→ Stored items:

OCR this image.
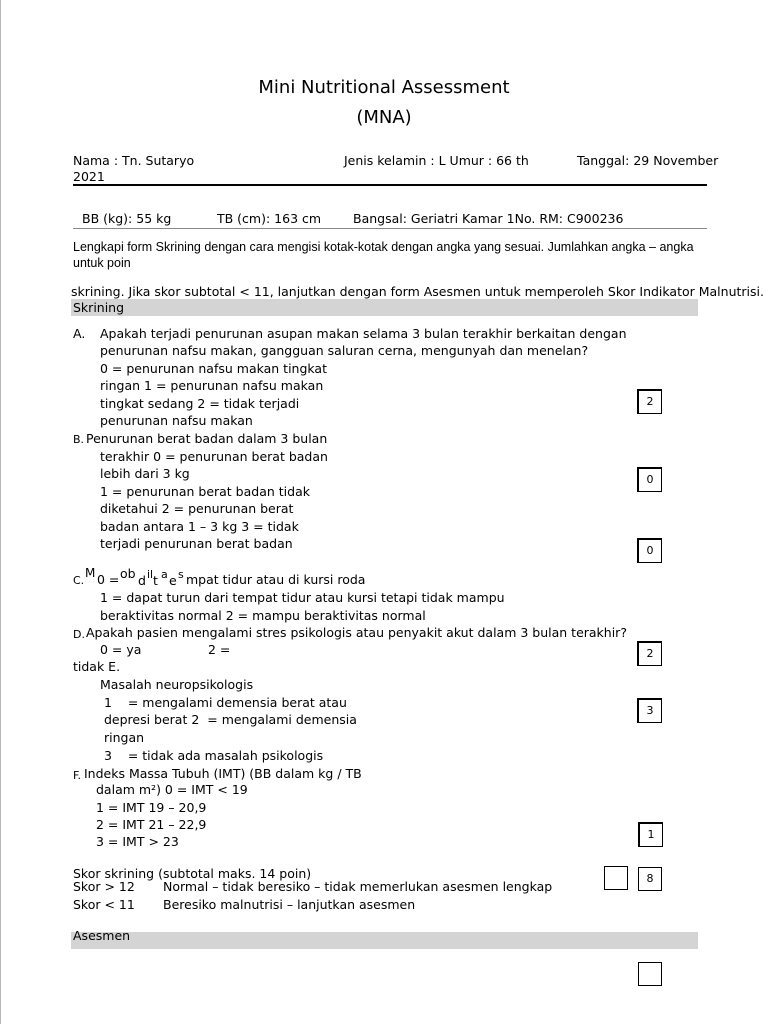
Mini Nutritional Assessment
(MNA)
Nama : Tn. Sutaryo	Jenis kelamin : L Umur : 66 th	Tanggal: 29 November
2021
BB (kg): 55 kg	TB (cm): 163 cm	Bangsal: Geriatri Kamar 1No. RM: C900236
Lengkapi form Skrining dengan cara mengisi kotak-kotak dengan angka yang sesuai. Jumlahkan angka – angka
untuk poin
skrining. Jika skor subtotal < 11, lanjutkan dengan form Asesmen untuk memperoleh Skor Indikator Malnutrisi.
Skrining
A. Apakah terjadi penurunan asupan makan selama 3 bulan terakhir berkaitan dengan
penurunan nafsu makan, gangguan saluran cerna, mengunyah dan menelan?
0 = penurunan nafsu makan tingkat
ringan 1 = penurunan nafsu makan
tingkat sedang 2 = tidak terjadi
penurunan nafsu makan
2
B. Penurunan berat badan dalam 3 bulan
terakhir 0 = penurunan berat badan
lebih dari 3 kg
1 = penurunan berat badan tidak
diketahui 2 = penurunan berat
badan antara 1 – 3 kg 3 = tidak
terjadi penurunan berat badan
0
0
C.
M 0 = ob d il t a e s mpat tidur atau di kursi roda
1 = dapat turun dari tempat tidur atau kursi tetapi tidak mampu
beraktivitas normal 2 = mampu beraktivitas normal
D. Apakah pasien mengalami stres psikologis atau penyakit akut dalam 3 bulan terakhir?
0 = ya	2 =
tidak E.
2
Masalah neuropsikologis
1    = mengalami demensia berat atau
depresi berat 2  = mengalami demensia
ringan
3    = tidak ada masalah psikologis
3
F. Indeks Massa Tubuh (IMT) (BB dalam kg / TB
dalam m²) 0 = IMT < 19
1 = IMT 19 – 20,9
2 = IMT 21 – 22,9
3 = IMT > 23	1
Skor skrining (subtotal maks. 14 poin)	8
Skor > 12 Normal – tidak beresiko – tidak memerlukan asesmen lengkap
Skor < 11 Beresiko malnutrisi – lanjutkan asesmen
Asesmen
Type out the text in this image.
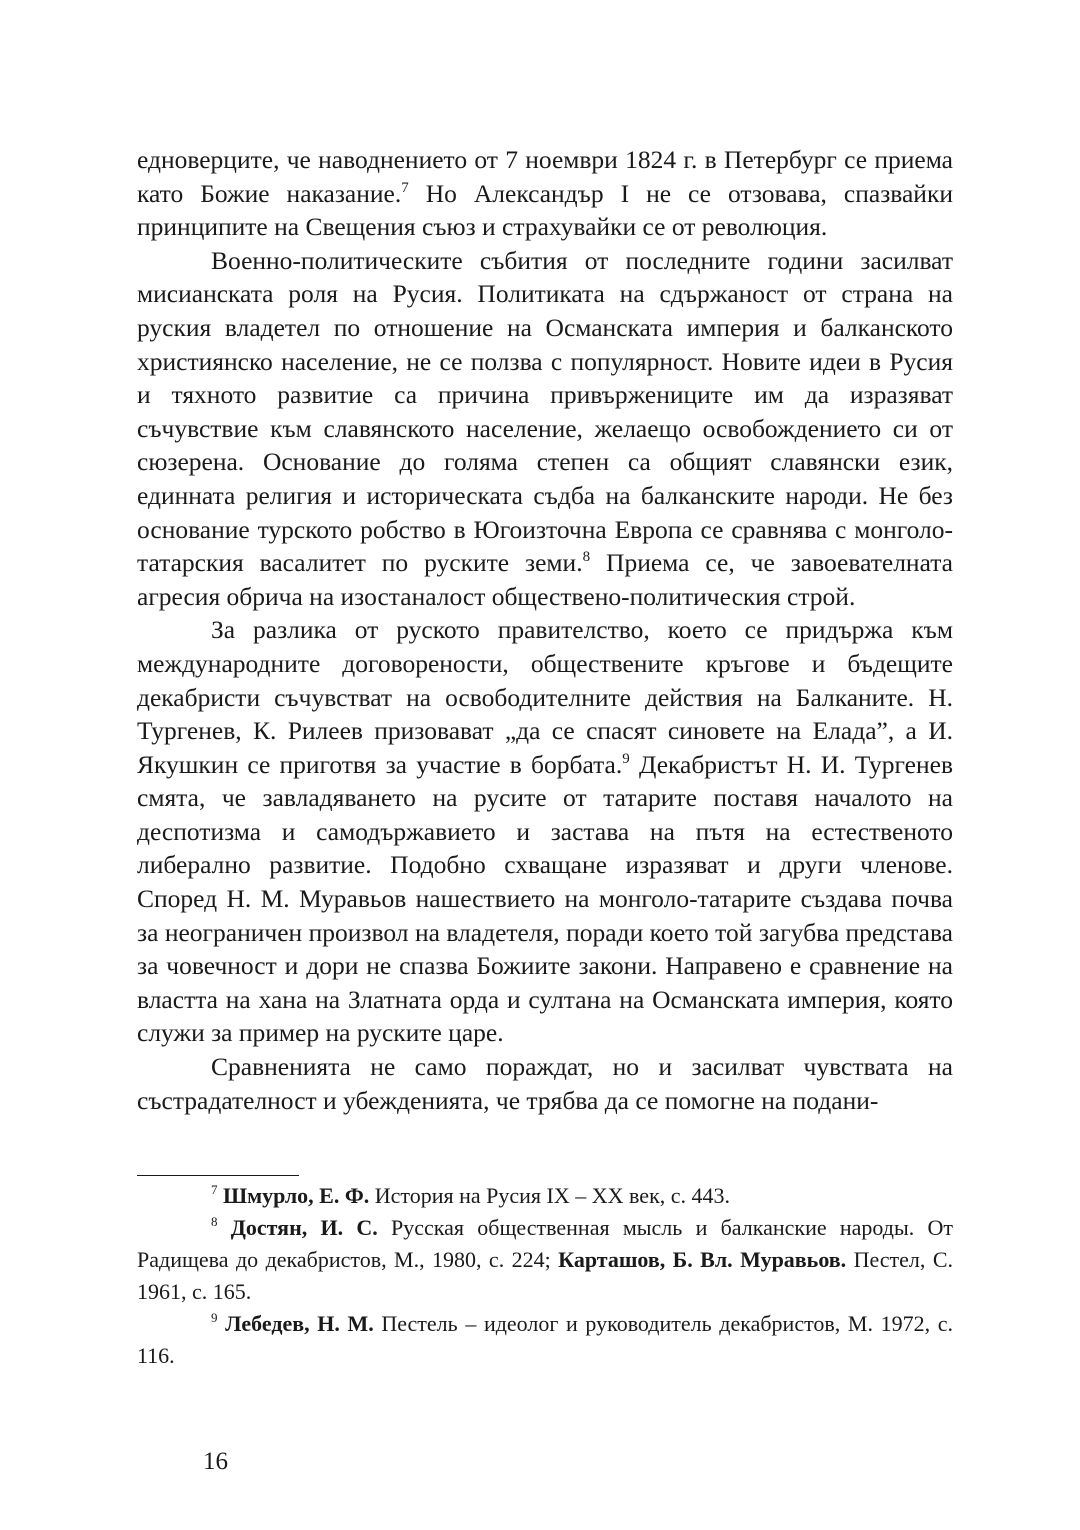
едноверците, че наводнението от 7 ноември 1824 г. в Петербург се приема като Божие наказание.$^7$ Но Александър I не се отзовава, спазвайки принципите на Свещения съюз и страхувайки се от революция.

Военно-политическите събития от последните години засилват мисианската роля на Русия. Политиката на сдържаност от страна на руския владетел по отношение на Османската империя и балканското християнско население, не се ползва с популярност. Новите идеи в Русия и тяхното развитие са причина привържениците им да изразяват съчувствие към славянското население, желаещо освобождението си от сюзерена. Основание до голяма степен са общият славянски език, единната религия и историческата съдба на балканските народи. Не без основание турското робство в Югоизточна Европа се сравнява с монголо-татарския васалитет по руските земи.$^8$ Приема се, че завоевателната агресия обрича на изостаналост обществено-политическия строй.

За разлика от руското правителство, което се придържа към международните договорености, обществените кръгове и бъдещите декабристи съчувстват на освободителните действия на Балканите. Н. Тургенев, К. Рилеев призовават „да се спасят синовете на Елада”, а И. Якушкин се приготвя за участие в борбата.$^9$ Декабристът Н. И. Тургенев смята, че завладяването на русите от татарите поставя началото на деспотизма и самодържавието и застава на пътя на естественото либерално развитие. Подобно схващане изразяват и други членове. Според Н. М. Муравьов нашествието на монголо-татарите създава почва за неограничен произвол на владетеля, поради което той загубва представа за човечност и дори не спазва Божиите закони. Направено е сравнение на властта на хана на Златната орда и султана на Османската империя, която служи за пример на руските царе.

Сравненията не само пораждат, но и засилват чувствата на състрадателност и убежденията, че трябва да се помогне на подани-

$^7$ Шмурло, Е. Ф. История на Русия IX – XX век, с. 443.

$^8$ Достян, И. С. Русская общественная мысль и балканские народы. От Радищева до декабристов, М., 1980, с. 224; Карташов, Б. Вл. Муравьов. Пестел, С. 1961, с. 165.

$^9$ Лебедев, Н. М. Пестель – идеолог и руководитель декабристов, М. 1972, с. 116.

16
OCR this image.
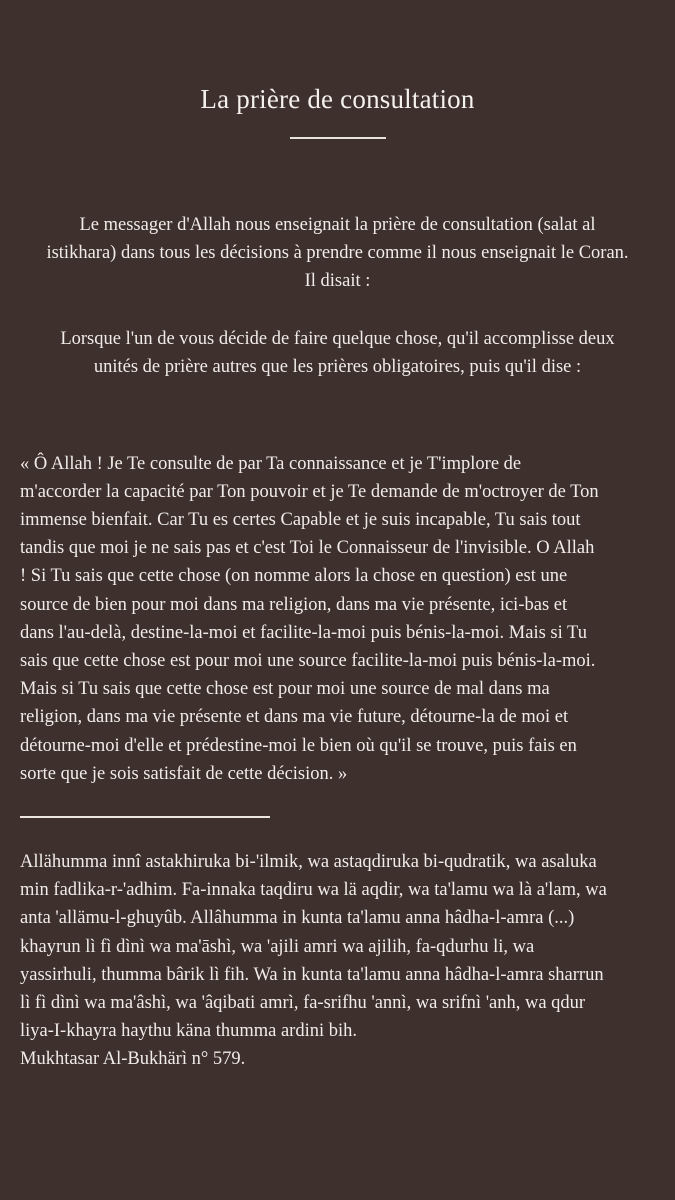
La prière de consultation

Le messager d'Allah nous enseignait la prière de consultation (salat al istikhara) dans tous les décisions à prendre comme il nous enseignait le Coran. Il disait :

Lorsque l'un de vous décide de faire quelque chose, qu'il accomplisse deux unités de prière autres que les prières obligatoires, puis qu'il dise :

« Ô Allah ! Je Te consulte de par Ta connaissance et je T'implore de m'accorder la capacité par Ton pouvoir et je Te demande de m'octroyer de Ton immense bienfait. Car Tu es certes Capable et je suis incapable, Tu sais tout tandis que moi je ne sais pas et c'est Toi le Connaisseur de l'invisible. O Allah ! Si Tu sais que cette chose (on nomme alors la chose en question) est une source de bien pour moi dans ma religion, dans ma vie présente, ici-bas et dans l'au-delà, destine-la-moi et facilite-la-moi puis bénis-la-moi. Mais si Tu sais que cette chose est pour moi une source facilite-la-moi puis bénis-la-moi. Mais si Tu sais que cette chose est pour moi une source de mal dans ma religion, dans ma vie présente et dans ma vie future, détourne-la de moi et détourne-moi d'elle et prédestine-moi le bien où qu'il se trouve, puis fais en sorte que je sois satisfait de cette décision. »

Allähumma innî astakhiruka bi-'ilmik, wa astaqdiruka bi-qudratik, wa asaluka min fadlika-r-'adhim. Fa-innaka taqdiru wa lä aqdir, wa ta'lamu wa là a'lam, wa anta 'allämu-l-ghuyûb. Allâhumma in kunta ta'lamu anna hâdha-l-amra (...) khayrun lì fì dìnì wa ma'āshì, wa 'ajili amri wa ajilih, fa-qdurhu li, wa yassirhuli, thumma bârik lì fih. Wa in kunta ta'lamu anna hâdha-l-amra sharrun lì fì dìnì wa ma'âshì, wa 'âqibati amrì, fa-srifhu 'annì, wa srifnì 'anh, wa qdur liya-I-khayra haythu käna thumma ardini bih.

Mukhtasar Al-Bukhärì n° 579.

→ JOB:
Write the records above out again exactly, with no pictures in your copy.

→ THE ANSWER:
OCR this image.
Mini Nutritional Assessment
(MNA)
Nama : Tn. Sutaryo	Jenis kelamin : L Umur : 66 th	Tanggal: 29 November
2021
BB (kg): 55 kg	TB (cm): 163 cm	Bangsal: Geriatri Kamar 1No. RM: C900236
Lengkapi form Skrining dengan cara mengisi kotak-kotak dengan angka yang sesuai. Jumlahkan angka – angka
untuk poin
skrining. Jika skor subtotal < 11, lanjutkan dengan form Asesmen untuk memperoleh Skor Indikator Malnutrisi.
Skrining
A. Apakah terjadi penurunan asupan makan selama 3 bulan terakhir berkaitan dengan
penurunan nafsu makan, gangguan saluran cerna, mengunyah dan menelan?
0 = penurunan nafsu makan tingkat
ringan 1 = penurunan nafsu makan
tingkat sedang 2 = tidak terjadi
penurunan nafsu makan
2
B. Penurunan berat badan dalam 3 bulan
terakhir 0 = penurunan berat badan
lebih dari 3 kg
1 = penurunan berat badan tidak
diketahui 2 = penurunan berat
badan antara 1 – 3 kg 3 = tidak
terjadi penurunan berat badan
0
0
C.
M 0 = ob d il t a e s mpat tidur atau di kursi roda
1 = dapat turun dari tempat tidur atau kursi tetapi tidak mampu
beraktivitas normal 2 = mampu beraktivitas normal
D. Apakah pasien mengalami stres psikologis atau penyakit akut dalam 3 bulan terakhir?
0 = ya	2 =
tidak E.
2
Masalah neuropsikologis
1    = mengalami demensia berat atau
depresi berat 2  = mengalami demensia
ringan
3    = tidak ada masalah psikologis
3
F. Indeks Massa Tubuh (IMT) (BB dalam kg / TB
dalam m²) 0 = IMT < 19
1 = IMT 19 – 20,9
2 = IMT 21 – 22,9
3 = IMT > 23	1
Skor skrining (subtotal maks. 14 poin)	8
Skor > 12 Normal – tidak beresiko – tidak memerlukan asesmen lengkap
Skor < 11 Beresiko malnutrisi – lanjutkan asesmen
Asesmen
Type out the text in this image.
едноверците, че наводнението от 7 ноември 1824 г. в Петербург се приема като Божие наказание.$^7$ Но Александър I не се отзовава, спазвайки принципите на Свещения съюз и страхувайки се от революция.

Военно-политическите събития от последните години засилват мисианската роля на Русия. Политиката на сдържаност от страна на руския владетел по отношение на Османската империя и балканското християнско население, не се ползва с популярност. Новите идеи в Русия и тяхното развитие са причина привържениците им да изразяват съчувствие към славянското население, желаещо освобождението си от сюзерена. Основание до голяма степен са общият славянски език, единната религия и историческата съдба на балканските народи. Не без основание турското робство в Югоизточна Европа се сравнява с монголо-татарския васалитет по руските земи.$^8$ Приема се, че завоевателната агресия обрича на изостаналост обществено-политическия строй.

За разлика от руското правителство, което се придържа към международните договорености, обществените кръгове и бъдещите декабристи съчувстват на освободителните действия на Балканите. Н. Тургенев, К. Рилеев призовават „да се спасят синовете на Елада”, а И. Якушкин се приготвя за участие в борбата.$^9$ Декабристът Н. И. Тургенев смята, че завладяването на русите от татарите поставя началото на деспотизма и самодържавието и застава на пътя на естественото либерално развитие. Подобно схващане изразяват и други членове. Според Н. М. Муравьов нашествието на монголо-татарите създава почва за неограничен произвол на владетеля, поради което той загубва представа за човечност и дори не спазва Божиите закони. Направено е сравнение на властта на хана на Златната орда и султана на Османската империя, която служи за пример на руските царе.

Сравненията не само пораждат, но и засилват чувствата на състрадателност и убежденията, че трябва да се помогне на подани-

$^7$ Шмурло, Е. Ф. История на Русия IX – XX век, с. 443.

$^8$ Достян, И. С. Русская общественная мысль и балканские народы. От Радищева до декабристов, М., 1980, с. 224; Карташов, Б. Вл. Муравьов. Пестел, С. 1961, с. 165.

$^9$ Лебедев, Н. М. Пестель – идеолог и руководитель декабристов, М. 1972, с. 116.

16
OCR this image.
La prière de consultation

Le messager d'Allah nous enseignait la prière de consultation (salat al istikhara) dans tous les décisions à prendre comme il nous enseignait le Coran. Il disait :

Lorsque l'un de vous décide de faire quelque chose, qu'il accomplisse deux unités de prière autres que les prières obligatoires, puis qu'il dise :

« Ô Allah ! Je Te consulte de par Ta connaissance et je T'implore de m'accorder la capacité par Ton pouvoir et je Te demande de m'octroyer de Ton immense bienfait. Car Tu es certes Capable et je suis incapable, Tu sais tout tandis que moi je ne sais pas et c'est Toi le Connaisseur de l'invisible. O Allah ! Si Tu sais que cette chose (on nomme alors la chose en question) est une source de bien pour moi dans ma religion, dans ma vie présente, ici-bas et dans l'au-delà, destine-la-moi et facilite-la-moi puis bénis-la-moi. Mais si Tu sais que cette chose est pour moi une source facilite-la-moi puis bénis-la-moi. Mais si Tu sais que cette chose est pour moi une source de mal dans ma religion, dans ma vie présente et dans ma vie future, détourne-la de moi et détourne-moi d'elle et prédestine-moi le bien où qu'il se trouve, puis fais en sorte que je sois satisfait de cette décision. »

Allähumma innî astakhiruka bi-'ilmik, wa astaqdiruka bi-qudratik, wa asaluka min fadlika-r-'adhim. Fa-innaka taqdiru wa lä aqdir, wa ta'lamu wa là a'lam, wa anta 'allämu-l-ghuyûb. Allâhumma in kunta ta'lamu anna hâdha-l-amra (...) khayrun lì fì dìnì wa ma'āshì, wa 'ajili amri wa ajilih, fa-qdurhu li, wa yassirhuli, thumma bârik lì fih. Wa in kunta ta'lamu anna hâdha-l-amra sharrun lì fì dìnì wa ma'âshì, wa 'âqibati amrì, fa-srifhu 'annì, wa srifnì 'anh, wa qdur liya-I-khayra haythu käna thumma ardini bih.

Mukhtasar Al-Bukhärì n° 579.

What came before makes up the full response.